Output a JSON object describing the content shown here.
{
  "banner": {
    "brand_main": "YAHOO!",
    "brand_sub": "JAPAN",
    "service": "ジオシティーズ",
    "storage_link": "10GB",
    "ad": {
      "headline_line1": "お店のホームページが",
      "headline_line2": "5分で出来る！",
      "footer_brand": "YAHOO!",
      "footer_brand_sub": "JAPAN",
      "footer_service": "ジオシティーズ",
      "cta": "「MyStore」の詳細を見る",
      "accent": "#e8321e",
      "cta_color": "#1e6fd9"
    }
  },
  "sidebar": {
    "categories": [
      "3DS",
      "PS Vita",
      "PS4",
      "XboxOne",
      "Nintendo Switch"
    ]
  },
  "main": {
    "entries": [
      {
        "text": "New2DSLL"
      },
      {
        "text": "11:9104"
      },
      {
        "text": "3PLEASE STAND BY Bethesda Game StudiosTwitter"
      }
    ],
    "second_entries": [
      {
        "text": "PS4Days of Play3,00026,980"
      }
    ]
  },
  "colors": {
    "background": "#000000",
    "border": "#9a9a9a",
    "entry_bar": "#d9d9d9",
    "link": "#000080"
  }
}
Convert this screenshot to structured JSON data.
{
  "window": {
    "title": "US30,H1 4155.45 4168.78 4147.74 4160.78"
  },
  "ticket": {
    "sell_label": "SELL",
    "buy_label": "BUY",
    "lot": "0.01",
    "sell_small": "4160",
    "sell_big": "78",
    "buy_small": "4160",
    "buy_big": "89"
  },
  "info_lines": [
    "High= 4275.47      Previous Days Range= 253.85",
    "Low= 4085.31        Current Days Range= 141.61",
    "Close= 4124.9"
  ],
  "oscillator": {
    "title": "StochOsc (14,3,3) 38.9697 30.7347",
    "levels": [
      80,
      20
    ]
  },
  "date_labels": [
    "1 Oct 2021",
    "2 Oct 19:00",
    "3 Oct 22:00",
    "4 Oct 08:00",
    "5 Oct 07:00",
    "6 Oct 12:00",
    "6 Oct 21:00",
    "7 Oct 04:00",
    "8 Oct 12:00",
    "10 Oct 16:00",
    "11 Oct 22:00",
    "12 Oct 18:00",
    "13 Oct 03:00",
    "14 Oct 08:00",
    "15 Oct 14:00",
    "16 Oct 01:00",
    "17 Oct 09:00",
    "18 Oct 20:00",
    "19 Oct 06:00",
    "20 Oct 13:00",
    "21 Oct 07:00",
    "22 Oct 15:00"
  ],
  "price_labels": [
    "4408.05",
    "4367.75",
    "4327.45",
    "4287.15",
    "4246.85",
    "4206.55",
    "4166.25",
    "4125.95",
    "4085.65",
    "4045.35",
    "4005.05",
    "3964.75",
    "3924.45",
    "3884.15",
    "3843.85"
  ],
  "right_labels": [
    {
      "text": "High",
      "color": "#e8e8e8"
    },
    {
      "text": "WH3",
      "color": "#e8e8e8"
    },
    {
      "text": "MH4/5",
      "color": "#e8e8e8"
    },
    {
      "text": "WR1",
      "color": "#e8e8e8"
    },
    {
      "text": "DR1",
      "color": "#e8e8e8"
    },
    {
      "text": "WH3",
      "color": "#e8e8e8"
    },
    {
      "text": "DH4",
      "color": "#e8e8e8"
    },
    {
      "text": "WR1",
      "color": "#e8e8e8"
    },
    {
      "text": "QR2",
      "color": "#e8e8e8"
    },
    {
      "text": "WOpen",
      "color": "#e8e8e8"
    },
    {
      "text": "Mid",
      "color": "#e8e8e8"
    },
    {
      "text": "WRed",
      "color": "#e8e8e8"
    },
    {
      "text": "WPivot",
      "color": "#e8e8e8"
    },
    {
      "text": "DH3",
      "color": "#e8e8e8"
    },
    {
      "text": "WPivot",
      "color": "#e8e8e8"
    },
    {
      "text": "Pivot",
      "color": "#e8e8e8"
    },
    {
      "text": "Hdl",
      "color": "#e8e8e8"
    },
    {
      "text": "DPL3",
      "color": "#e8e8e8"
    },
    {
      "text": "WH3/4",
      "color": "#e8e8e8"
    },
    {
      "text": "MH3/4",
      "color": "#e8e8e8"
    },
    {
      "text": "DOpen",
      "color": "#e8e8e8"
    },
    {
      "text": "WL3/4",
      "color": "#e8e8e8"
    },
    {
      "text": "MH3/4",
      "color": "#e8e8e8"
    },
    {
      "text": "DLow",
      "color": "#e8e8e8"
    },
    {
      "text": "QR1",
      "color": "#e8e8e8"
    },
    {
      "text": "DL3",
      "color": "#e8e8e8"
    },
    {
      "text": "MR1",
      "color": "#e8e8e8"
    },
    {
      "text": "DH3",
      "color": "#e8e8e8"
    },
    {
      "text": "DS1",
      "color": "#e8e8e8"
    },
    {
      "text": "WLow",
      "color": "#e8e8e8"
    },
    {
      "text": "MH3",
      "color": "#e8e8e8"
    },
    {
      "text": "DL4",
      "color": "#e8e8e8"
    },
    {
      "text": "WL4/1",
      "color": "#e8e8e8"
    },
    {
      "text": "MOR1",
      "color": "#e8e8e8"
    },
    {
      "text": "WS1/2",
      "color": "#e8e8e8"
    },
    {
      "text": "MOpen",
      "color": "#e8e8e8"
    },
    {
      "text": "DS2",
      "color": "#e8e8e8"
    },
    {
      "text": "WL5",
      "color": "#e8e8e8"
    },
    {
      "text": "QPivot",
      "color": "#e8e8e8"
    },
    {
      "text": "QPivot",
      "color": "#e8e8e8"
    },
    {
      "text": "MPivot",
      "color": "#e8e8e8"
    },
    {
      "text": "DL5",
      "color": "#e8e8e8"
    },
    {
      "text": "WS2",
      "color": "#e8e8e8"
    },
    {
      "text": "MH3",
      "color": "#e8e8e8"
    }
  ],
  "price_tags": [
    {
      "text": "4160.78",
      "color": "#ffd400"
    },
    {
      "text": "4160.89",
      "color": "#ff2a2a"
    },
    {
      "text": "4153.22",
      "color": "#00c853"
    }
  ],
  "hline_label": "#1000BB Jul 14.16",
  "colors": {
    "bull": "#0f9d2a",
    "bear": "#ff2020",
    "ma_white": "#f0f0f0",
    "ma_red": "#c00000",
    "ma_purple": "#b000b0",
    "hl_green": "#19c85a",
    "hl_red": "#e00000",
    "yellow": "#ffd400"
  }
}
####
Hand back the material above in full, exactly as written.

=== Complete output ===
Output a JSON object describing the content shown here.
{
  "banner": {
    "brand_main": "YAHOO!",
    "brand_sub": "JAPAN",
    "service": "ジオシティーズ",
    "storage_link": "10GB",
    "ad": {
      "headline_line1": "お店のホームページが",
      "headline_line2": "5分で出来る！",
      "footer_brand": "YAHOO!",
      "footer_brand_sub": "JAPAN",
      "footer_service": "ジオシティーズ",
      "cta": "「MyStore」の詳細を見る",
      "accent": "#e8321e",
      "cta_color": "#1e6fd9"
    }
  },
  "sidebar": {
    "categories": [
      "3DS",
      "PS Vita",
      "PS4",
      "XboxOne",
      "Nintendo Switch"
    ]
  },
  "main": {
    "entries": [
      {
        "text": "New2DSLL"
      },
      {
        "text": "11:9104"
      },
      {
        "text": "3PLEASE STAND BY Bethesda Game StudiosTwitter"
      }
    ],
    "second_entries": [
      {
        "text": "PS4Days of Play3,00026,980"
      }
    ]
  },
  "colors": {
    "background": "#000000",
    "border": "#9a9a9a",
    "entry_bar": "#d9d9d9",
    "link": "#000080"
  }
}
Convert this screenshot to structured JSON data.
{
  "window": {
    "title": "US30,H1 4155.45 4168.78 4147.74 4160.78"
  },
  "ticket": {
    "sell_label": "SELL",
    "buy_label": "BUY",
    "lot": "0.01",
    "sell_small": "4160",
    "sell_big": "78",
    "buy_small": "4160",
    "buy_big": "89"
  },
  "info_lines": [
    "High= 4275.47      Previous Days Range= 253.85",
    "Low= 4085.31        Current Days Range= 141.61",
    "Close= 4124.9"
  ],
  "oscillator": {
    "title": "StochOsc (14,3,3) 38.9697 30.7347",
    "levels": [
      80,
      20
    ]
  },
  "date_labels": [
    "1 Oct 2021",
    "2 Oct 19:00",
    "3 Oct 22:00",
    "4 Oct 08:00",
    "5 Oct 07:00",
    "6 Oct 12:00",
    "6 Oct 21:00",
    "7 Oct 04:00",
    "8 Oct 12:00",
    "10 Oct 16:00",
    "11 Oct 22:00",
    "12 Oct 18:00",
    "13 Oct 03:00",
    "14 Oct 08:00",
    "15 Oct 14:00",
    "16 Oct 01:00",
    "17 Oct 09:00",
    "18 Oct 20:00",
    "19 Oct 06:00",
    "20 Oct 13:00",
    "21 Oct 07:00",
    "22 Oct 15:00"
  ],
  "price_labels": [
    "4408.05",
    "4367.75",
    "4327.45",
    "4287.15",
    "4246.85",
    "4206.55",
    "4166.25",
    "4125.95",
    "4085.65",
    "4045.35",
    "4005.05",
    "3964.75",
    "3924.45",
    "3884.15",
    "3843.85"
  ],
  "right_labels": [
    {
      "text": "High",
      "color": "#e8e8e8"
    },
    {
      "text": "WH3",
      "color": "#e8e8e8"
    },
    {
      "text": "MH4/5",
      "color": "#e8e8e8"
    },
    {
      "text": "WR1",
      "color": "#e8e8e8"
    },
    {
      "text": "DR1",
      "color": "#e8e8e8"
    },
    {
      "text": "WH3",
      "color": "#e8e8e8"
    },
    {
      "text": "DH4",
      "color": "#e8e8e8"
    },
    {
      "text": "WR1",
      "color": "#e8e8e8"
    },
    {
      "text": "QR2",
      "color": "#e8e8e8"
    },
    {
      "text": "WOpen",
      "color": "#e8e8e8"
    },
    {
      "text": "Mid",
      "color": "#e8e8e8"
    },
    {
      "text": "WRed",
      "color": "#e8e8e8"
    },
    {
      "text": "WPivot",
      "color": "#e8e8e8"
    },
    {
      "text": "DH3",
      "color": "#e8e8e8"
    },
    {
      "text": "WPivot",
      "color": "#e8e8e8"
    },
    {
      "text": "Pivot",
      "color": "#e8e8e8"
    },
    {
      "text": "Hdl",
      "color": "#e8e8e8"
    },
    {
      "text": "DPL3",
      "color": "#e8e8e8"
    },
    {
      "text": "WH3/4",
      "color": "#e8e8e8"
    },
    {
      "text": "MH3/4",
      "color": "#e8e8e8"
    },
    {
      "text": "DOpen",
      "color": "#e8e8e8"
    },
    {
      "text": "WL3/4",
      "color": "#e8e8e8"
    },
    {
      "text": "MH3/4",
      "color": "#e8e8e8"
    },
    {
      "text": "DLow",
      "color": "#e8e8e8"
    },
    {
      "text": "QR1",
      "color": "#e8e8e8"
    },
    {
      "text": "DL3",
      "color": "#e8e8e8"
    },
    {
      "text": "MR1",
      "color": "#e8e8e8"
    },
    {
      "text": "DH3",
      "color": "#e8e8e8"
    },
    {
      "text": "DS1",
      "color": "#e8e8e8"
    },
    {
      "text": "WLow",
      "color": "#e8e8e8"
    },
    {
      "text": "MH3",
      "color": "#e8e8e8"
    },
    {
      "text": "DL4",
      "color": "#e8e8e8"
    },
    {
      "text": "WL4/1",
      "color": "#e8e8e8"
    },
    {
      "text": "MOR1",
      "color": "#e8e8e8"
    },
    {
      "text": "WS1/2",
      "color": "#e8e8e8"
    },
    {
      "text": "MOpen",
      "color": "#e8e8e8"
    },
    {
      "text": "DS2",
      "color": "#e8e8e8"
    },
    {
      "text": "WL5",
      "color": "#e8e8e8"
    },
    {
      "text": "QPivot",
      "color": "#e8e8e8"
    },
    {
      "text": "QPivot",
      "color": "#e8e8e8"
    },
    {
      "text": "MPivot",
      "color": "#e8e8e8"
    },
    {
      "text": "DL5",
      "color": "#e8e8e8"
    },
    {
      "text": "WS2",
      "color": "#e8e8e8"
    },
    {
      "text": "MH3",
      "color": "#e8e8e8"
    }
  ],
  "price_tags": [
    {
      "text": "4160.78",
      "color": "#ffd400"
    },
    {
      "text": "4160.89",
      "color": "#ff2a2a"
    },
    {
      "text": "4153.22",
      "color": "#00c853"
    }
  ],
  "hline_label": "#1000BB Jul 14.16",
  "colors": {
    "bull": "#0f9d2a",
    "bear": "#ff2020",
    "ma_white": "#f0f0f0",
    "ma_red": "#c00000",
    "ma_purple": "#b000b0",
    "hl_green": "#19c85a",
    "hl_red": "#e00000",
    "yellow": "#ffd400"
  }
}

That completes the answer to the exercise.